## begin Data provided

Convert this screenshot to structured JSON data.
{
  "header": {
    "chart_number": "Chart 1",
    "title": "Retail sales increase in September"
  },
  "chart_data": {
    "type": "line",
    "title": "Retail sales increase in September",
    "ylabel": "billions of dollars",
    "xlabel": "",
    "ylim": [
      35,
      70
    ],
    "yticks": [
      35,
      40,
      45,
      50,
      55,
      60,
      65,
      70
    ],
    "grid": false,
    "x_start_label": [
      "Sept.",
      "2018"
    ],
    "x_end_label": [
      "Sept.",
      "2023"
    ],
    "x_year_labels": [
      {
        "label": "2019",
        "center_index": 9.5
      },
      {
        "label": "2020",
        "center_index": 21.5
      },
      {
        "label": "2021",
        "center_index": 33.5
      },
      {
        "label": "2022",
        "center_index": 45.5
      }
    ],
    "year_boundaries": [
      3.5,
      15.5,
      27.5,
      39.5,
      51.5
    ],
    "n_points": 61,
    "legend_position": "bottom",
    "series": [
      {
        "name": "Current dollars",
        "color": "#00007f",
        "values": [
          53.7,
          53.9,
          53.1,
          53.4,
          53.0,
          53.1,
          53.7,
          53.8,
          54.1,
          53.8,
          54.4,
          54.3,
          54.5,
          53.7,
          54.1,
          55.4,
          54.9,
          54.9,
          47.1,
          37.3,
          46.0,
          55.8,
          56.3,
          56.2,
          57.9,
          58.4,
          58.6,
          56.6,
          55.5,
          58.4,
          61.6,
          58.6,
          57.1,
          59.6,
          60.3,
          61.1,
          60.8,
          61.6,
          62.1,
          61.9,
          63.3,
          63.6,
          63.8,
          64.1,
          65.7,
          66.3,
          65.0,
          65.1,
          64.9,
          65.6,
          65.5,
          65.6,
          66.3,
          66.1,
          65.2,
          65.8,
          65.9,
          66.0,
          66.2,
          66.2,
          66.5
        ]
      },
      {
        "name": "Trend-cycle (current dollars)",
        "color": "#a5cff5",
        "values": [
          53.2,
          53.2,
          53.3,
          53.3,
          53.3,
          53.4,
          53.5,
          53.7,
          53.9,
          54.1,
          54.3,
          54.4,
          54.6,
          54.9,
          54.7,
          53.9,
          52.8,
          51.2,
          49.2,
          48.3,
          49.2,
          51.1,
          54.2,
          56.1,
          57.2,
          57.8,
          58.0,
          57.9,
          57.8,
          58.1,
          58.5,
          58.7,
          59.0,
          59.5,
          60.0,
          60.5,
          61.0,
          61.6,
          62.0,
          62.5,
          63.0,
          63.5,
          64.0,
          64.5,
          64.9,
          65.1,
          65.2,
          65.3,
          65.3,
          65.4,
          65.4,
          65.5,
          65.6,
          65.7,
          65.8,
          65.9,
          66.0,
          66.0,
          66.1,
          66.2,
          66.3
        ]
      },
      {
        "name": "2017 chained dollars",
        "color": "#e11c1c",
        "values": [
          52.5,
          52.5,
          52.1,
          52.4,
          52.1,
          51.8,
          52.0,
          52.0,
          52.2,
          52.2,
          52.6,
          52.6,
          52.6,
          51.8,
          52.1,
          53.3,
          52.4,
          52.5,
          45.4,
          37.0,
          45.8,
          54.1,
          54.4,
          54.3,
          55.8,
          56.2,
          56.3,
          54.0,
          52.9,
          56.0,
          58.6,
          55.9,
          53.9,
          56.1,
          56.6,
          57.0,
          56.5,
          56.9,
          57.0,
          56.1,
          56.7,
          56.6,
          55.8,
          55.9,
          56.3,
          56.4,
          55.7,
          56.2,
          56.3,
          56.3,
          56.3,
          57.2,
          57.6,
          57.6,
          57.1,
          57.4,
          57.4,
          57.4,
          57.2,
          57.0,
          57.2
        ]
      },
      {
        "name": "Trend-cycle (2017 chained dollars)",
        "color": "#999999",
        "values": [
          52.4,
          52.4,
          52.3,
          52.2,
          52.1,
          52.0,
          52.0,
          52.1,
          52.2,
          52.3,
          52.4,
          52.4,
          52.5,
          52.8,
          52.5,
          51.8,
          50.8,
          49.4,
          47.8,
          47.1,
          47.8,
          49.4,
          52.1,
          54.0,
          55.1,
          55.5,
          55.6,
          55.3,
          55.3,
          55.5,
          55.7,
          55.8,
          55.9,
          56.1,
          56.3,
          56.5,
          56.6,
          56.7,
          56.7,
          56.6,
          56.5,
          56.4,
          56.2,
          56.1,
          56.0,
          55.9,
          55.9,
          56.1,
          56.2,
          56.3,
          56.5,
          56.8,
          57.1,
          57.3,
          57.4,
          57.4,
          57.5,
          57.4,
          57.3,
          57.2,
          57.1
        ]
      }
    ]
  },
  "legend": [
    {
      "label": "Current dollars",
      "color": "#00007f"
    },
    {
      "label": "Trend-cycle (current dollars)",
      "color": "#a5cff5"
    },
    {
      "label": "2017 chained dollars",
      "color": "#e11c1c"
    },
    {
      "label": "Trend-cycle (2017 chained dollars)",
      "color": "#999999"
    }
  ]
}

## end Data provided

Instruction ::
Your answer should be a single number: how many lines in the data above include "title"?

Exercise output ::
2